• Given exercise
Wherever a line in the data below holds "JSON", copy that line.

• Material to process

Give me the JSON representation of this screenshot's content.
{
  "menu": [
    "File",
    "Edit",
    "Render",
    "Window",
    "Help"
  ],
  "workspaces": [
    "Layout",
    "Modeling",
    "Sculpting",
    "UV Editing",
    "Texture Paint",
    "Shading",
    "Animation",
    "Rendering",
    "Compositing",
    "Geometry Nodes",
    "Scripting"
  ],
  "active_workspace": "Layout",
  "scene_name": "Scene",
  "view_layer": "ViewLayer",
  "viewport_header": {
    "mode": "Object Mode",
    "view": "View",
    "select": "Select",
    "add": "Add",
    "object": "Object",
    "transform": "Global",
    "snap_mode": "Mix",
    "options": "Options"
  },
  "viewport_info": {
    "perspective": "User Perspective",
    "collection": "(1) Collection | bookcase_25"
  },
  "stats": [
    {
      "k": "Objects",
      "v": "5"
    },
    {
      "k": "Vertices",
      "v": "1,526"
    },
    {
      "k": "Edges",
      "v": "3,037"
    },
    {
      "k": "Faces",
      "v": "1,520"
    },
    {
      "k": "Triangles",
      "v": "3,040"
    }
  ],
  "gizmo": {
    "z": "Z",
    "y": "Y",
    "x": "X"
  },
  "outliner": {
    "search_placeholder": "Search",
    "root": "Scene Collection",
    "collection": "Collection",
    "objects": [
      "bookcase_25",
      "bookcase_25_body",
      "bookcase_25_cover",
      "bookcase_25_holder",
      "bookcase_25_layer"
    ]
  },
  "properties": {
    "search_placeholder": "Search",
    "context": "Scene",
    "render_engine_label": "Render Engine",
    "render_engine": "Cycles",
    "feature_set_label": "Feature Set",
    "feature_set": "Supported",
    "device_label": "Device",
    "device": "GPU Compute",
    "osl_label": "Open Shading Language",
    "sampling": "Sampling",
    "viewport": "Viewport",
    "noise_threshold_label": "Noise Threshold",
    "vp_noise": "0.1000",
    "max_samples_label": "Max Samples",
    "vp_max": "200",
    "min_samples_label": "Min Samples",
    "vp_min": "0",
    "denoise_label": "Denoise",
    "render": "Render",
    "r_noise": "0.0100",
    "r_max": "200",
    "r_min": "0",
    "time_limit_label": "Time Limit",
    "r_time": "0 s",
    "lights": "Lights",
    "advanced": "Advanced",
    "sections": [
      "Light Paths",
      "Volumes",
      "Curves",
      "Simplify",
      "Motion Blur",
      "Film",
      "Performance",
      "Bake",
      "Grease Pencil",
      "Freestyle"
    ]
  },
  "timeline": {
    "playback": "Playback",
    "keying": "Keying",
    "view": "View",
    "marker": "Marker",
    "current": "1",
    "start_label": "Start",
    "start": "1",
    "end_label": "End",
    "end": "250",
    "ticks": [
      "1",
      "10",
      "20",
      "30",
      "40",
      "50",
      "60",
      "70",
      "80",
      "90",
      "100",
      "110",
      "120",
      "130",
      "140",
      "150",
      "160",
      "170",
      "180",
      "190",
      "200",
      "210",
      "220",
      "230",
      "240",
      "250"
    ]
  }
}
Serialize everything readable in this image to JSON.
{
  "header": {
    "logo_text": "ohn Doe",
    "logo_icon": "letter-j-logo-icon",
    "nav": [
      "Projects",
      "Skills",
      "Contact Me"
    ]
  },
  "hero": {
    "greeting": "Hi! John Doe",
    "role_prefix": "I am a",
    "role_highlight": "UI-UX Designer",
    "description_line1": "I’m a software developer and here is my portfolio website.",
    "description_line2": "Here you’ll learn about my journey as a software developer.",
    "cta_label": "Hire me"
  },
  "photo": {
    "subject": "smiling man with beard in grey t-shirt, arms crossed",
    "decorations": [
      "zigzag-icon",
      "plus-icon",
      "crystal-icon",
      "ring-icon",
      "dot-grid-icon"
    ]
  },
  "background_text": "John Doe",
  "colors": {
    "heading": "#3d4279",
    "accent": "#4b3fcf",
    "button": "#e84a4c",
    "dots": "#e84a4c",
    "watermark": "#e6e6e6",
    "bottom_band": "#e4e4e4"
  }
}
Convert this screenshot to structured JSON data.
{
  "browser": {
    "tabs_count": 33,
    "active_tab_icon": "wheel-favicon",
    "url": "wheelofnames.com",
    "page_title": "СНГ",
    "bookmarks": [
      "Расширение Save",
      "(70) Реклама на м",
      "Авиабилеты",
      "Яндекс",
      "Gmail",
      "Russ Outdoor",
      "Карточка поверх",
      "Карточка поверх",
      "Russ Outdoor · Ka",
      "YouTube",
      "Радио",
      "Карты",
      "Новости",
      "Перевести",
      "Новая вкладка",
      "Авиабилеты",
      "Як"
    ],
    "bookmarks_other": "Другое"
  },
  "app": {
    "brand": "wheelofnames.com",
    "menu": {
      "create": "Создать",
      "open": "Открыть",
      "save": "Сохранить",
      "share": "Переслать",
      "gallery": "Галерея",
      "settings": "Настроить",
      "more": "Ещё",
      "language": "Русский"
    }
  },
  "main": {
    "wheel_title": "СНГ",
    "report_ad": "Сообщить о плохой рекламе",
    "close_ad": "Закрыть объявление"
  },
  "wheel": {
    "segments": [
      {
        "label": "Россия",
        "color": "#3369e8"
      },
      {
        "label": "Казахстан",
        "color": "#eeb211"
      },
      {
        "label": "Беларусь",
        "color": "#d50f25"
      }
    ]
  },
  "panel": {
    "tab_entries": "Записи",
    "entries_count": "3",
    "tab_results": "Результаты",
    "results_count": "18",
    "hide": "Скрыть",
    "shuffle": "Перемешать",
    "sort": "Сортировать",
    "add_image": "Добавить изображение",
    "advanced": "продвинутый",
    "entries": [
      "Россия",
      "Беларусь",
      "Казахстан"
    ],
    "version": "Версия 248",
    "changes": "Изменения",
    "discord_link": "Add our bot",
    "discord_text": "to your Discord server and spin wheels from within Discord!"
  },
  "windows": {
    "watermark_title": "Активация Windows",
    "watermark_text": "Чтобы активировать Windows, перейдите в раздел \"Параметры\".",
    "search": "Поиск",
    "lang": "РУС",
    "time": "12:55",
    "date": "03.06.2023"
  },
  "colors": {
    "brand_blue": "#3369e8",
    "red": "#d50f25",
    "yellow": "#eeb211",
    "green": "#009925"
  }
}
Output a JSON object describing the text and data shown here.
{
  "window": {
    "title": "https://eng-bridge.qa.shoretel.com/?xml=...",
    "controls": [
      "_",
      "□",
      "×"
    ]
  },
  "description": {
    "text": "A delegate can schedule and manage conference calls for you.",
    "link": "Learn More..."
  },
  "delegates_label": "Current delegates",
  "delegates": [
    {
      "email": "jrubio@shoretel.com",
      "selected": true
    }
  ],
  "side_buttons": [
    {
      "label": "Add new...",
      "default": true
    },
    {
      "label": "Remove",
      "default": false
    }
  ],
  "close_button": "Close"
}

• Answer for the task
Give me the JSON representation of this screenshot's content.
Serialize everything readable in this image to JSON.
Convert this screenshot to structured JSON data.
Output a JSON object describing the text and data shown here.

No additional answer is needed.